• Required work
Give the number of lines in the data that contain "comments", and nothing more.

++++ Data shown ++++

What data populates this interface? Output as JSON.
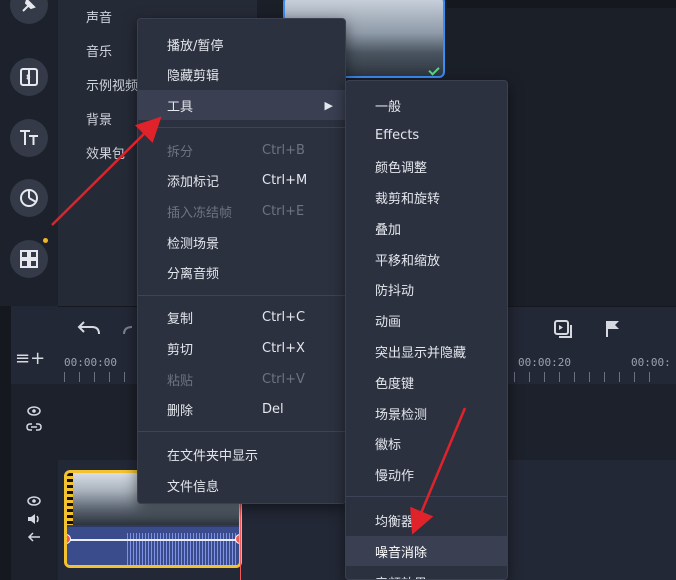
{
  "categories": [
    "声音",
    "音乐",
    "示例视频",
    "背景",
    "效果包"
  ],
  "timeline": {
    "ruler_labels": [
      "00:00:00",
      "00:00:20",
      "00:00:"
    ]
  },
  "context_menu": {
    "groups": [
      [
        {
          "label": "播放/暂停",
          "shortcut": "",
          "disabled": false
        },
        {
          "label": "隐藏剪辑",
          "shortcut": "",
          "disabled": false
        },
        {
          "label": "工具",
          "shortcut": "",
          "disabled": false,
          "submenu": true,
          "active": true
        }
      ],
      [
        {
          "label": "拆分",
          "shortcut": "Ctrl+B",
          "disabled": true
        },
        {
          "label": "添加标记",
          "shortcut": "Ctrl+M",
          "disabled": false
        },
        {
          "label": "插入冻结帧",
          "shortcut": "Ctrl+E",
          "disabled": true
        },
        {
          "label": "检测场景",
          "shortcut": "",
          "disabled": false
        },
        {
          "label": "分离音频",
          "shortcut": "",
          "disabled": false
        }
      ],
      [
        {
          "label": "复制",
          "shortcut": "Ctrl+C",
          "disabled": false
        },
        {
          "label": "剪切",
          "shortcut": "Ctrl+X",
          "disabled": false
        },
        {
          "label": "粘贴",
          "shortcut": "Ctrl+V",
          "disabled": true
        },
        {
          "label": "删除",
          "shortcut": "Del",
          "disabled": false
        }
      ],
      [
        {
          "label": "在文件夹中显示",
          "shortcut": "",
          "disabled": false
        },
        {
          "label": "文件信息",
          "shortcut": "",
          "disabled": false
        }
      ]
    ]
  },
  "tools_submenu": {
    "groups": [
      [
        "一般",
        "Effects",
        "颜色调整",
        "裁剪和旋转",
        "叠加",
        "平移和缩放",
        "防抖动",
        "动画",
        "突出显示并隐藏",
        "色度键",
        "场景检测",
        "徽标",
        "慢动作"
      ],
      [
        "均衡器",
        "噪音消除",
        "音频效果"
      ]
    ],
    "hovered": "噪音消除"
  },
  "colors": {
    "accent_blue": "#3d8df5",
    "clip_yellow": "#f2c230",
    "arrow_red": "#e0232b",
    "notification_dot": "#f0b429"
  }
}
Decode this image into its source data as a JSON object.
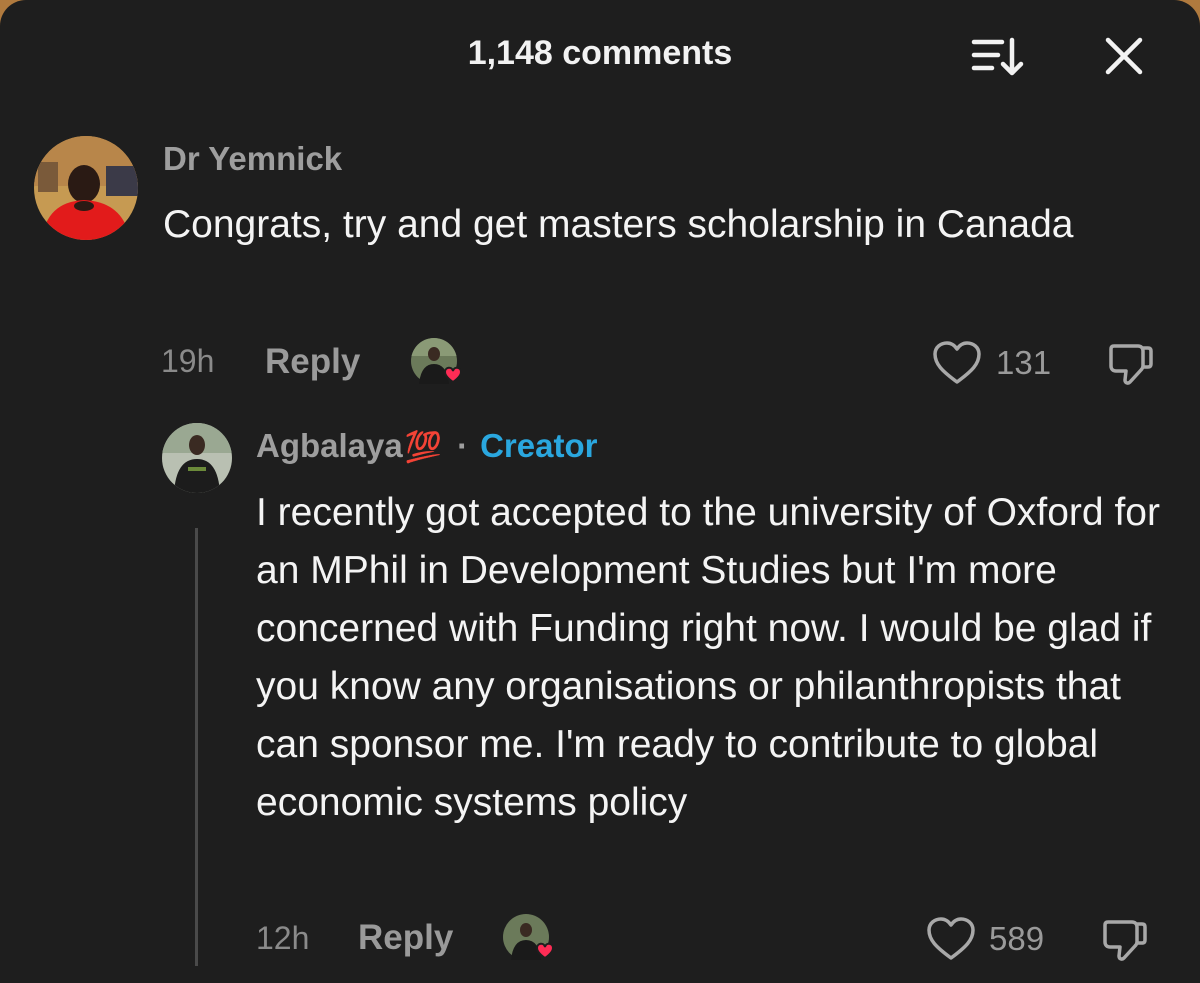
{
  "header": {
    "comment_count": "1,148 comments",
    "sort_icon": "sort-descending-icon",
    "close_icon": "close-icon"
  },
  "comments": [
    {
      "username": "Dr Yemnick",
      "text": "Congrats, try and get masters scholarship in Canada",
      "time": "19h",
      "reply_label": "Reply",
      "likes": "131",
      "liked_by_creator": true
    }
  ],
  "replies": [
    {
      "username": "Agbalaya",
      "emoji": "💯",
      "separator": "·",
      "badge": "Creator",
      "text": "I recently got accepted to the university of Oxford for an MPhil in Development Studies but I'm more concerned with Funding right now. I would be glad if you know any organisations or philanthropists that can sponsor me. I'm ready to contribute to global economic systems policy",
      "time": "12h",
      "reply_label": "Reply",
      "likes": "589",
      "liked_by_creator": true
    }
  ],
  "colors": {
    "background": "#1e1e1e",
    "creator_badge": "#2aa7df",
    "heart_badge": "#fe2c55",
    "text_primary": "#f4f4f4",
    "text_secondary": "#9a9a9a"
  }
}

++++

• Solution to the problem
2